* Written request:
Find the lines of data that contain the string "head", then list them.

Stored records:
************

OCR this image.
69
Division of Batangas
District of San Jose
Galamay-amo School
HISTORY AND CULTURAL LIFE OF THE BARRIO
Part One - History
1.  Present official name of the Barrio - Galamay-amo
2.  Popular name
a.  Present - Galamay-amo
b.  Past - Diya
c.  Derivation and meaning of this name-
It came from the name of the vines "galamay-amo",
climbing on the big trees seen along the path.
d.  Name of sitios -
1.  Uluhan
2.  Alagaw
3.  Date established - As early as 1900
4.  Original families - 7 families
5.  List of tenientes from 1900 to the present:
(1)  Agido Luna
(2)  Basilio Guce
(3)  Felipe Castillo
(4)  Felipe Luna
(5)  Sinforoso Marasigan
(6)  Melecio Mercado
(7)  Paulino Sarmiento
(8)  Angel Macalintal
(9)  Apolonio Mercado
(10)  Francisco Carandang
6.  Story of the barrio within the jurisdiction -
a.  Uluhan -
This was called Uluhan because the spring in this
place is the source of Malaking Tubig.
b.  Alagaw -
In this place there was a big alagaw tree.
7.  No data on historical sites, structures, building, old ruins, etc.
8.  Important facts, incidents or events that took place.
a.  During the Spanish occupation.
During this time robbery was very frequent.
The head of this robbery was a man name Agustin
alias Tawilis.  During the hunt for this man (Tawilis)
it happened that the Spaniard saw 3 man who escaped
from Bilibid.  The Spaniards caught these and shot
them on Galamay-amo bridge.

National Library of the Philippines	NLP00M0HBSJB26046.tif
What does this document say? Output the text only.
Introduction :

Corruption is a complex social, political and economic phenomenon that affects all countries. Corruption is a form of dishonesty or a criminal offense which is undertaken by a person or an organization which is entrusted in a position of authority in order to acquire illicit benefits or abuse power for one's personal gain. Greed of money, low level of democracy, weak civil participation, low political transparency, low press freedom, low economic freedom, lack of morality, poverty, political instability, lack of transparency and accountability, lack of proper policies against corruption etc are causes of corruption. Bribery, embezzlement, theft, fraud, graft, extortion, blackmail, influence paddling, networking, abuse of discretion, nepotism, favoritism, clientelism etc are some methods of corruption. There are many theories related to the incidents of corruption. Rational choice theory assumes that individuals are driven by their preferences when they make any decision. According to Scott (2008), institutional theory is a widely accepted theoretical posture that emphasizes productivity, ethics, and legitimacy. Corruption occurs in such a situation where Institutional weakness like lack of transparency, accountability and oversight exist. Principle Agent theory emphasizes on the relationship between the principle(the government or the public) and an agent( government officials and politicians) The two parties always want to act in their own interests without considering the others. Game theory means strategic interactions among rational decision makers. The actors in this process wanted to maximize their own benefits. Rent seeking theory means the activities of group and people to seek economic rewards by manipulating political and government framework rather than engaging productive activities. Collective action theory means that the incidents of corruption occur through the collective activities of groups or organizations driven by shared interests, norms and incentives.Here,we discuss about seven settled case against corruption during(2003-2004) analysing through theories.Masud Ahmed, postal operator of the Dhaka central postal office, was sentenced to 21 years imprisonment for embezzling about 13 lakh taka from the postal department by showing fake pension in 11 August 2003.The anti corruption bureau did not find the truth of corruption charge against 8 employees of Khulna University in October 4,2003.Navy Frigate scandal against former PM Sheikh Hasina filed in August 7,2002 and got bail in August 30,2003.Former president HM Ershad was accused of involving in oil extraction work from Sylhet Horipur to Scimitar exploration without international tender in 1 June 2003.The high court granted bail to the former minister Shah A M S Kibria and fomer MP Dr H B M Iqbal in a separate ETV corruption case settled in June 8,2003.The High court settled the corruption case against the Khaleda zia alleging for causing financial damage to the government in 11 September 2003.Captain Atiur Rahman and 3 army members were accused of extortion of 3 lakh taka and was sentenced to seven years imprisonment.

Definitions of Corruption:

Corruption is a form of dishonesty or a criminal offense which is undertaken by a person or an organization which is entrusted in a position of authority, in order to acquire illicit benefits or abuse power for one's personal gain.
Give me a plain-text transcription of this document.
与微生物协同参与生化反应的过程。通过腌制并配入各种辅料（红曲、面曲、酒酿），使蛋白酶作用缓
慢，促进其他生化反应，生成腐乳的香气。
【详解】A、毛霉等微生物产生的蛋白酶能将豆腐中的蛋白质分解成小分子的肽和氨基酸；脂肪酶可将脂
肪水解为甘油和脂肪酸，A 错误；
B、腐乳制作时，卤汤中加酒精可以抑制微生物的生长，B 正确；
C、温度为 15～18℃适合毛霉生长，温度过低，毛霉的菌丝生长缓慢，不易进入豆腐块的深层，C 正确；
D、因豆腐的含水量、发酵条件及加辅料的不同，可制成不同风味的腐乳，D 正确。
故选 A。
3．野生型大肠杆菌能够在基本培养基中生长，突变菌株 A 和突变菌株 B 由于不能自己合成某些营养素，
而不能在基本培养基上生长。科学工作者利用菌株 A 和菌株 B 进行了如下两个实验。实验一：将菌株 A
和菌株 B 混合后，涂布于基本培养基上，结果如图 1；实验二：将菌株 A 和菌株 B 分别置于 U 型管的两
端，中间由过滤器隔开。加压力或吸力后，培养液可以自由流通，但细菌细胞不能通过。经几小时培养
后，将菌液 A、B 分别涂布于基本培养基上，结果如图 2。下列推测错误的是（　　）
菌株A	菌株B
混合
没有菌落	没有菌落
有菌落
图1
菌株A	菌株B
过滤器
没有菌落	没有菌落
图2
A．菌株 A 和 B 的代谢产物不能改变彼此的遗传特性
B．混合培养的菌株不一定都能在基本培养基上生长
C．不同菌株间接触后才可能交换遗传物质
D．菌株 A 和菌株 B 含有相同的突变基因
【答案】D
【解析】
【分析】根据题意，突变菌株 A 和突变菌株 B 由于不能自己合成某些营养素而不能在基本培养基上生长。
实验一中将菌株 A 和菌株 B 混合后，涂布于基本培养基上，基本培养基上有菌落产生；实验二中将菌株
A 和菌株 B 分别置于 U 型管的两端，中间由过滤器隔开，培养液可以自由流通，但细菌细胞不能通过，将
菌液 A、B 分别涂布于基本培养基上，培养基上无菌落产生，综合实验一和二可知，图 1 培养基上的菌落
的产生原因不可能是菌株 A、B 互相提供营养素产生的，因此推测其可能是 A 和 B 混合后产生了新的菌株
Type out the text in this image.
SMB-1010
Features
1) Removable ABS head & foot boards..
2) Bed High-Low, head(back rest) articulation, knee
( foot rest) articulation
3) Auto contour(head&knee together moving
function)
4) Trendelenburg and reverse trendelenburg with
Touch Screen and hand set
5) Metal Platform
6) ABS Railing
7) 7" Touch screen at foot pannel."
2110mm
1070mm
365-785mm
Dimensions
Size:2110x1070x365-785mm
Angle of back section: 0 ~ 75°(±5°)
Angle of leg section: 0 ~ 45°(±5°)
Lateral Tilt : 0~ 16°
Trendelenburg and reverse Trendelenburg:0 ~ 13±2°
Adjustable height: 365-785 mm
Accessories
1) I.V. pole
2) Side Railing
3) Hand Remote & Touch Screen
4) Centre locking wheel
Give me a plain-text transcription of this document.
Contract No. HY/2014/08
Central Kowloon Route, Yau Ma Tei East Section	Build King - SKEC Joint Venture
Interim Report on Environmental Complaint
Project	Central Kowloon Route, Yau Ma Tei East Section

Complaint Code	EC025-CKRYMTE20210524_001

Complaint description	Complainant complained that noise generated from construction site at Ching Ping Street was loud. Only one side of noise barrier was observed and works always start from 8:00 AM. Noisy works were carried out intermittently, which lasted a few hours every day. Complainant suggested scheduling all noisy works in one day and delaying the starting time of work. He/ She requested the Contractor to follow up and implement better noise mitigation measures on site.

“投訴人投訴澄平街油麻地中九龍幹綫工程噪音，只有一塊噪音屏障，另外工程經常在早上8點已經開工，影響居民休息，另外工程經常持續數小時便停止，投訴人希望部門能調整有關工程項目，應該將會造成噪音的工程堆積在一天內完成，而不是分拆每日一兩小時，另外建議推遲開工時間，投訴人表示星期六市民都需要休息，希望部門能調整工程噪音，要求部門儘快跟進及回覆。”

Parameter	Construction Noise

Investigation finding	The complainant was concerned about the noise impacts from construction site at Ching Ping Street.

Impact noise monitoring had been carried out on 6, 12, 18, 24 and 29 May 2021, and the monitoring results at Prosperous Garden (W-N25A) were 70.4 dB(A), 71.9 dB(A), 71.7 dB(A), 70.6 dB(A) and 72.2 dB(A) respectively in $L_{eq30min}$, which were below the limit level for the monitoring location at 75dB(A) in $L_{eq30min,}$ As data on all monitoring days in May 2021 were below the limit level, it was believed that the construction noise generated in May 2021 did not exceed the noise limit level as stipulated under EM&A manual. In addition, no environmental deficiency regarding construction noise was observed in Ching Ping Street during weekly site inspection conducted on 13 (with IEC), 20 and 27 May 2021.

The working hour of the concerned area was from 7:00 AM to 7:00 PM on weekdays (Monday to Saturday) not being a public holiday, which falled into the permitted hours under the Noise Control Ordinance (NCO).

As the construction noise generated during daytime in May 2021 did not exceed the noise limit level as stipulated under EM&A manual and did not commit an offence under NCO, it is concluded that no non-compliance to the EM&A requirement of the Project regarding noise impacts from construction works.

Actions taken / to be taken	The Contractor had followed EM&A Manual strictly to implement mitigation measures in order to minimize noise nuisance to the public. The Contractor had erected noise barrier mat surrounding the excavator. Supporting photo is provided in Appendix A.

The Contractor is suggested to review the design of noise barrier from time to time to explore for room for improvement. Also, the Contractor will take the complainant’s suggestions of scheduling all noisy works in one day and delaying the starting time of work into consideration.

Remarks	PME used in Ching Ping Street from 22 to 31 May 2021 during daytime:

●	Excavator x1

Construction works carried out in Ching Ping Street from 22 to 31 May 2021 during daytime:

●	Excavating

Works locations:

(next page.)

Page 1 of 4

************

* Expected answer:
The head of this robbery was a man name Agustin
1) Removable ABS head & foot boards..
2) Bed High-Low, head(back rest) articulation, knee
3) Auto contour(head&knee together moving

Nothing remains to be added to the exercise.